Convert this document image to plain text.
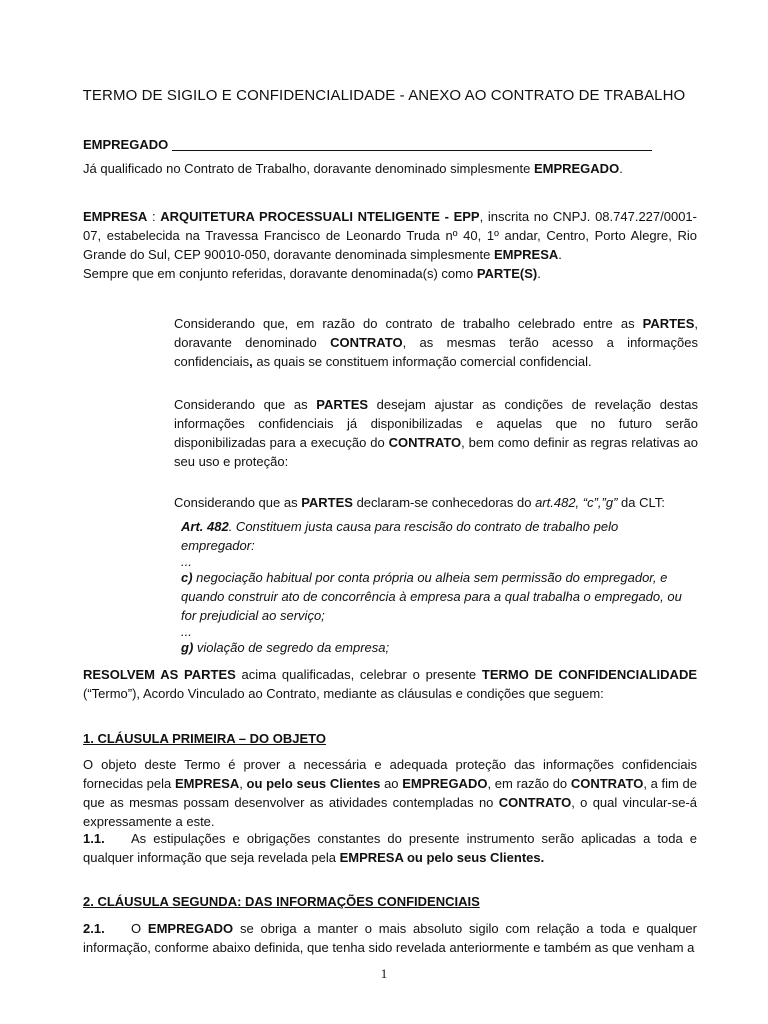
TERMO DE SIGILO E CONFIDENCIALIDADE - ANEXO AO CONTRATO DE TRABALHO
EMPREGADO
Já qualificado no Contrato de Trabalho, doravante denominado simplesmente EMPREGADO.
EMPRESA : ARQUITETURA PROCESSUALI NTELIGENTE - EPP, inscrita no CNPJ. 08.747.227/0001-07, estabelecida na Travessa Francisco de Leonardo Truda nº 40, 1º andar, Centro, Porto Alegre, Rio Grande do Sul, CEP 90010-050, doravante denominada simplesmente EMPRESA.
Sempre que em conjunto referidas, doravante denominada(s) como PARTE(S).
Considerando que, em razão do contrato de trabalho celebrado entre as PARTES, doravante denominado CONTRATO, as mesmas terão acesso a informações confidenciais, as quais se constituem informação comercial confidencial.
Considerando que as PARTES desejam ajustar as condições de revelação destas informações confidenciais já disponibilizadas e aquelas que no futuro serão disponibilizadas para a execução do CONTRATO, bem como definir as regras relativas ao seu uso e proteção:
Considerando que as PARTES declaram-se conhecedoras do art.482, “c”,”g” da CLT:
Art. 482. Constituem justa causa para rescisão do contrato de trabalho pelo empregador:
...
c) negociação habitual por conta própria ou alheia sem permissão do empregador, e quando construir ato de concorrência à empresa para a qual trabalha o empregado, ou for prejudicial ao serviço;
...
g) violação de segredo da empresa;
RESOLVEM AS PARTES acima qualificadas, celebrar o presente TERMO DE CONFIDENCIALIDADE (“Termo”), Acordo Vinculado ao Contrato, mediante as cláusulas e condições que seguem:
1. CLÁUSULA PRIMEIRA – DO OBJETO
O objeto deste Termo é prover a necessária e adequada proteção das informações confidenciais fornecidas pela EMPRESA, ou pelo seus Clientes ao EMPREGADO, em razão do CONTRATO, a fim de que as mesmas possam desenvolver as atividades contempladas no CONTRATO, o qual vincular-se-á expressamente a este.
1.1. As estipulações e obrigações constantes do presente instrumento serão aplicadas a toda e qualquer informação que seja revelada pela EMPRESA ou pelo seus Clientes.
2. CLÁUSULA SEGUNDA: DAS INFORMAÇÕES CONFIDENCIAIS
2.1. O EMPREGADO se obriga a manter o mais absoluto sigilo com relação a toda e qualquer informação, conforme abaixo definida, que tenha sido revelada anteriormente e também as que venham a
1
####
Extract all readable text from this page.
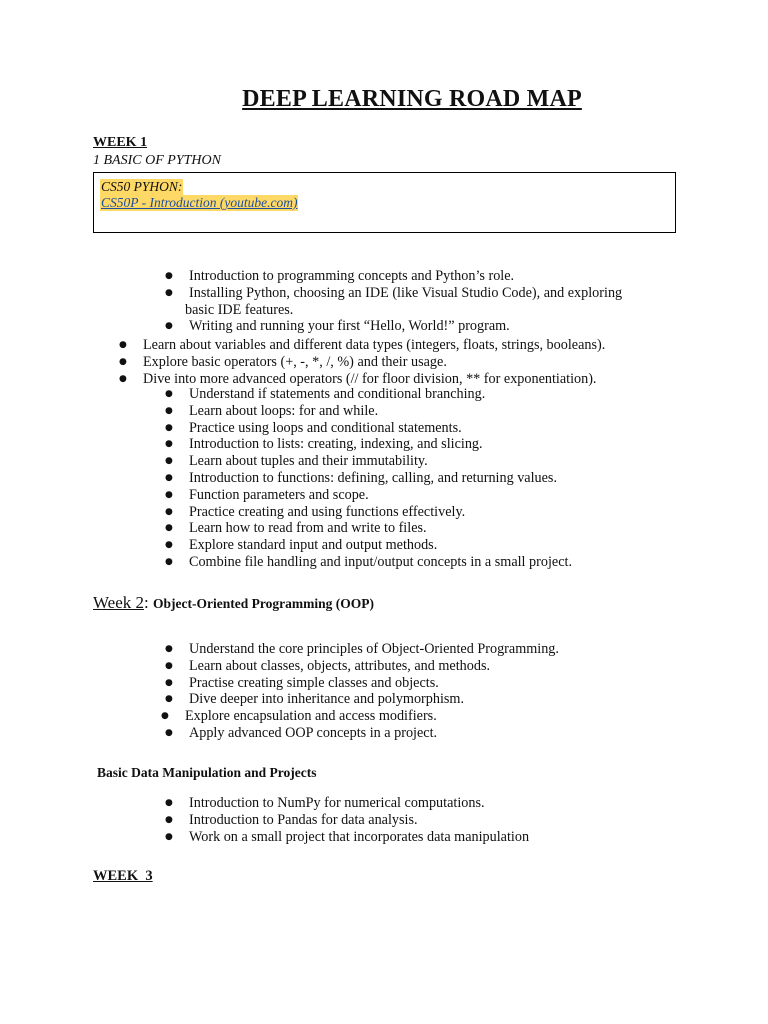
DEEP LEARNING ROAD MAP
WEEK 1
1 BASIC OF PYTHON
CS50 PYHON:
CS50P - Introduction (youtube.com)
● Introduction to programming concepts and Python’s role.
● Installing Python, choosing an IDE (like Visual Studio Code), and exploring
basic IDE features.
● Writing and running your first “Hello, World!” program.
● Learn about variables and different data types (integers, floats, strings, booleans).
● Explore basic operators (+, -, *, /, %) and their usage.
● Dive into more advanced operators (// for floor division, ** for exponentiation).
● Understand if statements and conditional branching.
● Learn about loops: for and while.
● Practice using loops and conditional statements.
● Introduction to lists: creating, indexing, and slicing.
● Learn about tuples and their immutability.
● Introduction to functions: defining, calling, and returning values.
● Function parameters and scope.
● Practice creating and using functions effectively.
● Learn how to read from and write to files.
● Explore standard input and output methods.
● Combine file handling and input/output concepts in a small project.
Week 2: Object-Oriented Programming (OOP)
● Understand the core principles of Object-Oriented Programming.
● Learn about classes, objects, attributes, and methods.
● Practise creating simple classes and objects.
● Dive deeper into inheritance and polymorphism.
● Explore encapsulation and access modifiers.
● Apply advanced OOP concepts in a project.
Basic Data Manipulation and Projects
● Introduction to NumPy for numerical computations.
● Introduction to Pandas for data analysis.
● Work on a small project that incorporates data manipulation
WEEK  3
####
#### Task description:
Tally up the lines in the records containing the word "empregador", then give the count and nothing else.

#### The solution:
2